Stated task: Collect all lines from the records below that include the word "Plan".

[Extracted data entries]
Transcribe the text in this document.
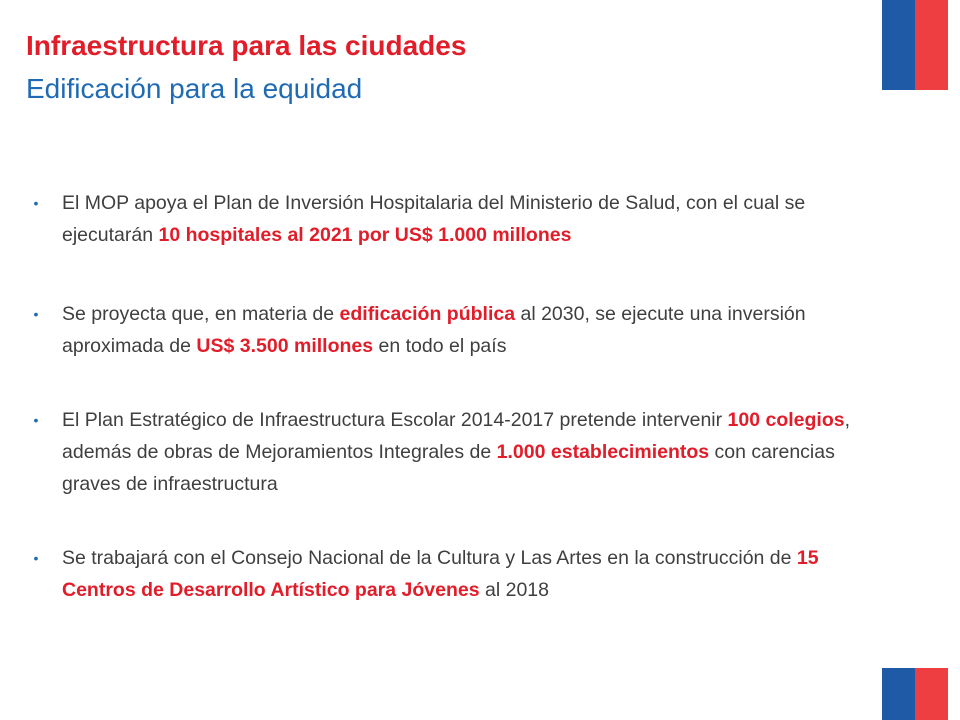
Infraestructura para las ciudades
Edificación para la equidad
• El MOP apoya el Plan de Inversión Hospitalaria del Ministerio de Salud, con el cual se ejecutarán 10 hospitales al 2021 por US$ 1.000 millones
• Se proyecta que, en materia de edificación pública al 2030, se ejecute una inversión aproximada de US$ 3.500 millones en todo el país
• El Plan Estratégico de Infraestructura Escolar 2014-2017 pretende intervenir 100 colegios, además de obras de Mejoramientos Integrales de 1.000 establecimientos con carencias graves de infraestructura
• Se trabajará con el Consejo Nacional de la Cultura y Las Artes en la construcción de 15 Centros de Desarrollo Artístico para Jóvenes al 2018
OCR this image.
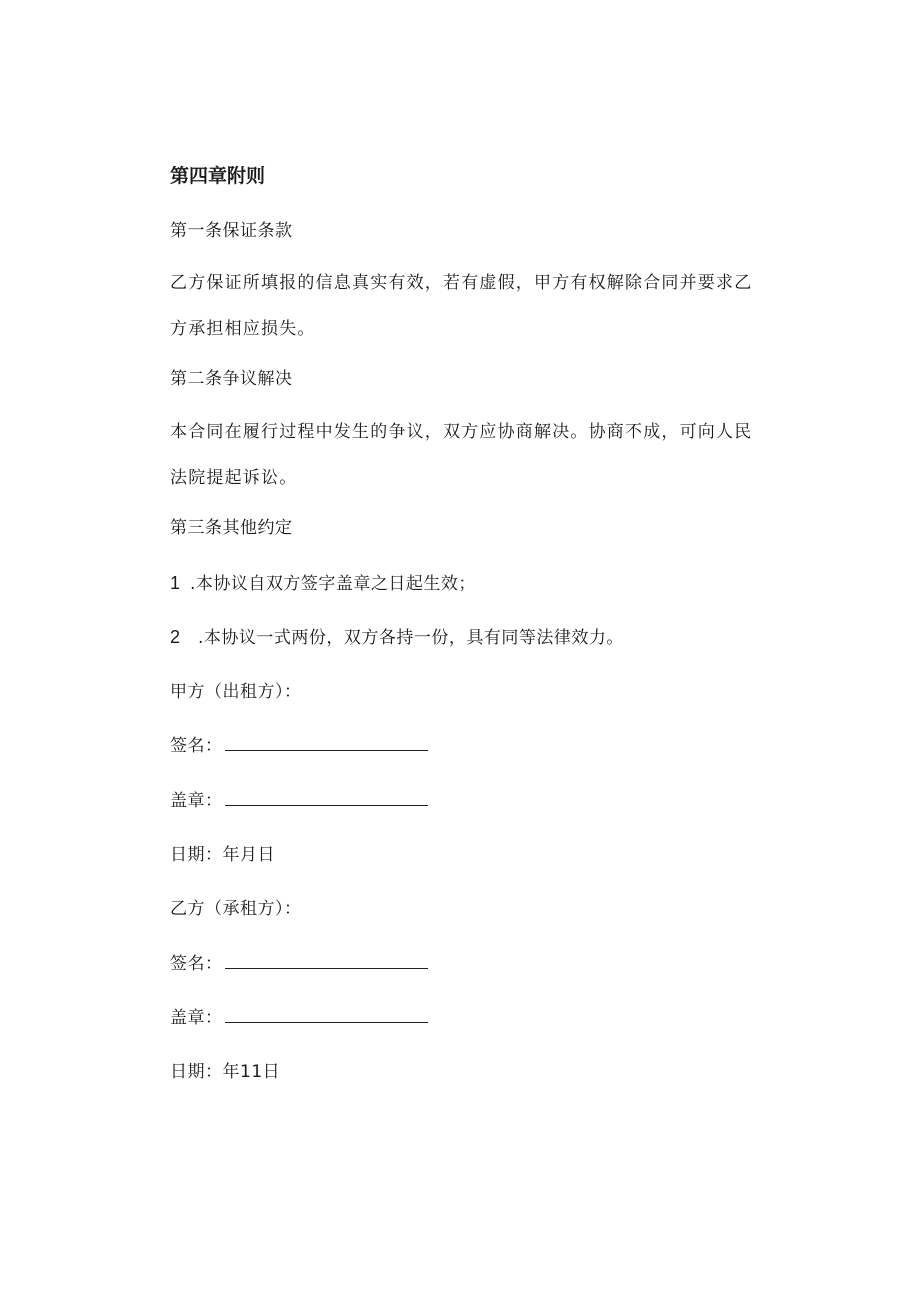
第四章附则
第一条保证条款
乙方保证所填报的信息真实有效，若有虚假，甲方有权解除合同并要求乙方承担相应损失。
第二条争议解决
本合同在履行过程中发生的争议，双方应协商解决。协商不成，可向人民法院提起诉讼。
第三条其他约定
1 .本协议自双方签字盖章之日起生效；
2 .本协议一式两份，双方各持一份，具有同等法律效力。
甲方（出租方）：
签名：
盖章：
日期：年月日
乙方（承租方）：
签名：
盖章：
日期：年11日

Complete answer:
• El MOP apoya el Plan de Inversión Hospitalaria del Ministerio de Salud, con el cual se ejecutarán 10 hospitales al 2021 por US$ 1.000 millones
• El Plan Estratégico de Infraestructura Escolar 2014-2017 pretende intervenir 100 colegios, además de obras de Mejoramientos Integrales de 1.000 establecimientos con carencias graves de infraestructura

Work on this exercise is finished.